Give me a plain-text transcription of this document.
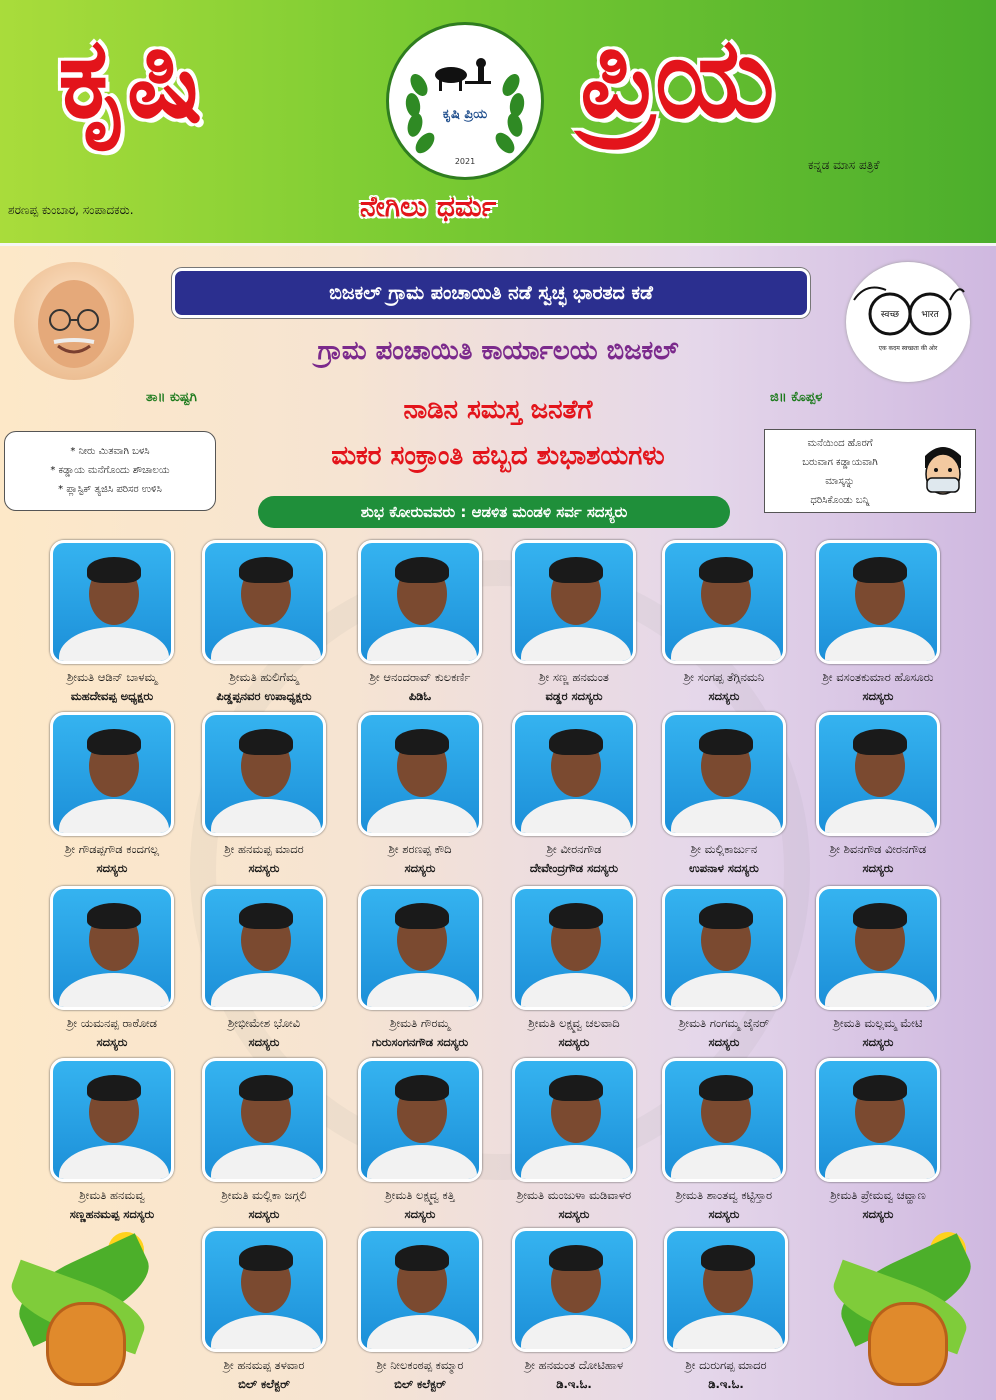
ಕೃಷಿ	ಕೃಷಿ ಪ್ರಿಯ
2021
ಪ್ರಿಯ
ಕನ್ನಡ ಮಾಸ ಪತ್ರಿಕೆ
ಶರಣಪ್ಪ ಕುಂಬಾರ, ಸಂಪಾದಕರು.	ನೇಗಿಲು ಧರ್ಮ
ಬಿಜಕಲ್ ಗ್ರಾಮ ಪಂಚಾಯಿತಿ ನಡೆ ಸ್ವಚ್ಛ ಭಾರತದ ಕಡೆ
स्वच्छ भारत
एक कदम स्वच्छता की ओर
ಗ್ರಾಮ ಪಂಚಾಯಿತಿ ಕಾರ್ಯಾಲಯ ಬಿಜಕಲ್
ತಾ॥ ಕುಷ್ಟಗಿ	ಜಿ॥ ಕೊಪ್ಪಳ
ನಾಡಿನ ಸಮಸ್ತ ಜನತೆಗೆ
ಮಕರ ಸಂಕ್ರಾಂತಿ ಹಬ್ಬದ ಶುಭಾಶಯಗಳು
* ನೀರು ಮಿತವಾಗಿ ಬಳಸಿ
* ಕಡ್ಡಾಯ ಮನೆಗೊಂದು ಶೌಚಾಲಯ
* ಪ್ಲಾಸ್ಟಿಕ್ ತ್ಯಜಿಸಿ ಪರಿಸರ ಉಳಿಸಿ
ಮನೆಯಿಂದ ಹೊರಗೆ
ಬರುವಾಗ ಕಡ್ಡಾಯವಾಗಿ
ಮಾಸ್ಕನ್ನು
ಧರಿಸಿಕೊಂಡು ಬನ್ನಿ
ಶುಭ ಕೋರುವವರು : ಆಡಳಿತ ಮಂಡಳಿ ಸರ್ವ ಸದಸ್ಯರು
ಶ್ರೀಮತಿ ಆಡಿನ್ ಬಾಳಮ್ಮ
ಮಹದೇವಪ್ಪ ಅಧ್ಯಕ್ಷರು
ಶ್ರೀಮತಿ ಹುಲಿಗೆಮ್ಮ
ಪಿಡ್ಡಪ್ಪನವರ ಉಪಾಧ್ಯಕ್ಷರು
ಶ್ರೀ ಆನಂದರಾವ್ ಕುಲಕರ್ಣಿ
ಪಿಡಿಓ
ಶ್ರೀ ಸಣ್ಣ ಹನಮಂತ
ವಡ್ಡರ ಸದಸ್ಯರು
ಶ್ರೀ ಸಂಗಪ್ಪ ತೆಗ್ಗಿನಮನಿ
ಸದಸ್ಯರು
ಶ್ರೀ ವಸಂತಕುಮಾರ ಹೊಸೂರು
ಸದಸ್ಯರು
ಶ್ರೀ ಗೌಡಪ್ಪಗೌಡ ಕಂದಗಲ್ಲ
ಸದಸ್ಯರು
ಶ್ರೀ ಹನಮಪ್ಪ ಮಾದರ
ಸದಸ್ಯರು
ಶ್ರೀ ಶರಣಪ್ಪ ಕೌದಿ
ಸದಸ್ಯರು
ಶ್ರೀ ವೀರನಗೌಡ
ದೇವೇಂದ್ರಗೌಡ ಸದಸ್ಯರು
ಶ್ರೀ ಮಲ್ಲಿಕಾರ್ಜುನ
ಉಪನಾಳ ಸದಸ್ಯರು
ಶ್ರೀ ಶಿವನಗೌಡ ವೀರನಗೌಡ
ಸದಸ್ಯರು
ಶ್ರೀ ಯಮನಪ್ಪ ರಾಠೋಡ
ಸದಸ್ಯರು
ಶ್ರೀಭೀಮೇಶ ಭೋವಿ
ಸದಸ್ಯರು
ಶ್ರೀಮತಿ ಗೌರಮ್ಮ
ಗುರುಸಂಗನಗೌಡ ಸದಸ್ಯರು
ಶ್ರೀಮತಿ ಲಕ್ಷ್ಮವ್ವ ಚಲವಾದಿ
ಸದಸ್ಯರು
ಶ್ರೀಮತಿ ಗಂಗಮ್ಮ ಜೈನರ್
ಸದಸ್ಯರು
ಶ್ರೀಮತಿ ಮಲ್ಲಮ್ಮ ಮೇಟಿ
ಸದಸ್ಯರು
ಶ್ರೀಮತಿ ಹನಮವ್ವ
ಸಣ್ಣಹನಮಪ್ಪ ಸದಸ್ಯರು
ಶ್ರೀಮತಿ ಮಲ್ಲಿಕಾ ಜಗ್ಗಲಿ
ಸದಸ್ಯರು
ಶ್ರೀಮತಿ ಲಕ್ಷ್ಮವ್ವ ಕತ್ತಿ
ಸದಸ್ಯರು
ಶ್ರೀಮತಿ ಮಂಜುಳಾ ಮಡಿವಾಳರ
ಸದಸ್ಯರು
ಶ್ರೀಮತಿ ಶಾಂತವ್ವ ಕಟ್ಟಿಸ್ತಾರ
ಸದಸ್ಯರು
ಶ್ರೀಮತಿ ಪ್ರೇಮವ್ವ ಚವ್ಹಾಣ
ಸದಸ್ಯರು
ಶ್ರೀ ಹನಮಪ್ಪ ತಳವಾರ
ಬಿಲ್ ಕಲೆಕ್ಟರ್
ಶ್ರೀ ನೀಲಕಂಠಪ್ಪ ಕಮ್ಮಾರ
ಬಿಲ್ ಕಲೆಕ್ಟರ್
ಶ್ರೀ ಹನಮಂತ ದೋಟಿಹಾಳ
ಡಿ.ಇ.ಓ.
ಶ್ರೀ ದುರುಗಪ್ಪ ಮಾದರ
ಡಿ.ಇ.ಓ.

→ **Written request**: Working from the lines above, reproduce the material exactly and exclude its pictures.

→ **Answer to this problem**:
Give me a plain-text transcription of this document.
ಕೃಷಿ	ಕೃಷಿ ಪ್ರಿಯ
2021
ಪ್ರಿಯ
ಕನ್ನಡ ಮಾಸ ಪತ್ರಿಕೆ
ಶರಣಪ್ಪ ಕುಂಬಾರ, ಸಂಪಾದಕರು.	ನೇಗಿಲು ಧರ್ಮ
ಬಿಜಕಲ್ ಗ್ರಾಮ ಪಂಚಾಯಿತಿ ನಡೆ ಸ್ವಚ್ಛ ಭಾರತದ ಕಡೆ
स्वच्छ भारत
एक कदम स्वच्छता की ओर
ಗ್ರಾಮ ಪಂಚಾಯಿತಿ ಕಾರ್ಯಾಲಯ ಬಿಜಕಲ್
ತಾ॥ ಕುಷ್ಟಗಿ	ಜಿ॥ ಕೊಪ್ಪಳ
ನಾಡಿನ ಸಮಸ್ತ ಜನತೆಗೆ
ಮಕರ ಸಂಕ್ರಾಂತಿ ಹಬ್ಬದ ಶುಭಾಶಯಗಳು
* ನೀರು ಮಿತವಾಗಿ ಬಳಸಿ
* ಕಡ್ಡಾಯ ಮನೆಗೊಂದು ಶೌಚಾಲಯ
* ಪ್ಲಾಸ್ಟಿಕ್ ತ್ಯಜಿಸಿ ಪರಿಸರ ಉಳಿಸಿ
ಮನೆಯಿಂದ ಹೊರಗೆ
ಬರುವಾಗ ಕಡ್ಡಾಯವಾಗಿ
ಮಾಸ್ಕನ್ನು
ಧರಿಸಿಕೊಂಡು ಬನ್ನಿ
ಶುಭ ಕೋರುವವರು : ಆಡಳಿತ ಮಂಡಳಿ ಸರ್ವ ಸದಸ್ಯರು
ಶ್ರೀಮತಿ ಆಡಿನ್ ಬಾಳಮ್ಮ
ಮಹದೇವಪ್ಪ ಅಧ್ಯಕ್ಷರು
ಶ್ರೀಮತಿ ಹುಲಿಗೆಮ್ಮ
ಪಿಡ್ಡಪ್ಪನವರ ಉಪಾಧ್ಯಕ್ಷರು
ಶ್ರೀ ಆನಂದರಾವ್ ಕುಲಕರ್ಣಿ
ಪಿಡಿಓ
ಶ್ರೀ ಸಣ್ಣ ಹನಮಂತ
ವಡ್ಡರ ಸದಸ್ಯರು
ಶ್ರೀ ಸಂಗಪ್ಪ ತೆಗ್ಗಿನಮನಿ
ಸದಸ್ಯರು
ಶ್ರೀ ವಸಂತಕುಮಾರ ಹೊಸೂರು
ಸದಸ್ಯರು
ಶ್ರೀ ಗೌಡಪ್ಪಗೌಡ ಕಂದಗಲ್ಲ
ಸದಸ್ಯರು
ಶ್ರೀ ಹನಮಪ್ಪ ಮಾದರ
ಸದಸ್ಯರು
ಶ್ರೀ ಶರಣಪ್ಪ ಕೌದಿ
ಸದಸ್ಯರು
ಶ್ರೀ ವೀರನಗೌಡ
ದೇವೇಂದ್ರಗೌಡ ಸದಸ್ಯರು
ಶ್ರೀ ಮಲ್ಲಿಕಾರ್ಜುನ
ಉಪನಾಳ ಸದಸ್ಯರು
ಶ್ರೀ ಶಿವನಗೌಡ ವೀರನಗೌಡ
ಸದಸ್ಯರು
ಶ್ರೀ ಯಮನಪ್ಪ ರಾಠೋಡ
ಸದಸ್ಯರು
ಶ್ರೀಭೀಮೇಶ ಭೋವಿ
ಸದಸ್ಯರು
ಶ್ರೀಮತಿ ಗೌರಮ್ಮ
ಗುರುಸಂಗನಗೌಡ ಸದಸ್ಯರು
ಶ್ರೀಮತಿ ಲಕ್ಷ್ಮವ್ವ ಚಲವಾದಿ
ಸದಸ್ಯರು
ಶ್ರೀಮತಿ ಗಂಗಮ್ಮ ಜೈನರ್
ಸದಸ್ಯರು
ಶ್ರೀಮತಿ ಮಲ್ಲಮ್ಮ ಮೇಟಿ
ಸದಸ್ಯರು
ಶ್ರೀಮತಿ ಹನಮವ್ವ
ಸಣ್ಣಹನಮಪ್ಪ ಸದಸ್ಯರು
ಶ್ರೀಮತಿ ಮಲ್ಲಿಕಾ ಜಗ್ಗಲಿ
ಸದಸ್ಯರು
ಶ್ರೀಮತಿ ಲಕ್ಷ್ಮವ್ವ ಕತ್ತಿ
ಸದಸ್ಯರು
ಶ್ರೀಮತಿ ಮಂಜುಳಾ ಮಡಿವಾಳರ
ಸದಸ್ಯರು
ಶ್ರೀಮತಿ ಶಾಂತವ್ವ ಕಟ್ಟಿಸ್ತಾರ
ಸದಸ್ಯರು
ಶ್ರೀಮತಿ ಪ್ರೇಮವ್ವ ಚವ್ಹಾಣ
ಸದಸ್ಯರು
ಶ್ರೀ ಹನಮಪ್ಪ ತಳವಾರ
ಬಿಲ್ ಕಲೆಕ್ಟರ್
ಶ್ರೀ ನೀಲಕಂಠಪ್ಪ ಕಮ್ಮಾರ
ಬಿಲ್ ಕಲೆಕ್ಟರ್
ಶ್ರೀ ಹನಮಂತ ದೋಟಿಹಾಳ
ಡಿ.ಇ.ಓ.
ಶ್ರೀ ದುರುಗಪ್ಪ ಮಾದರ
ಡಿ.ಇ.ಓ.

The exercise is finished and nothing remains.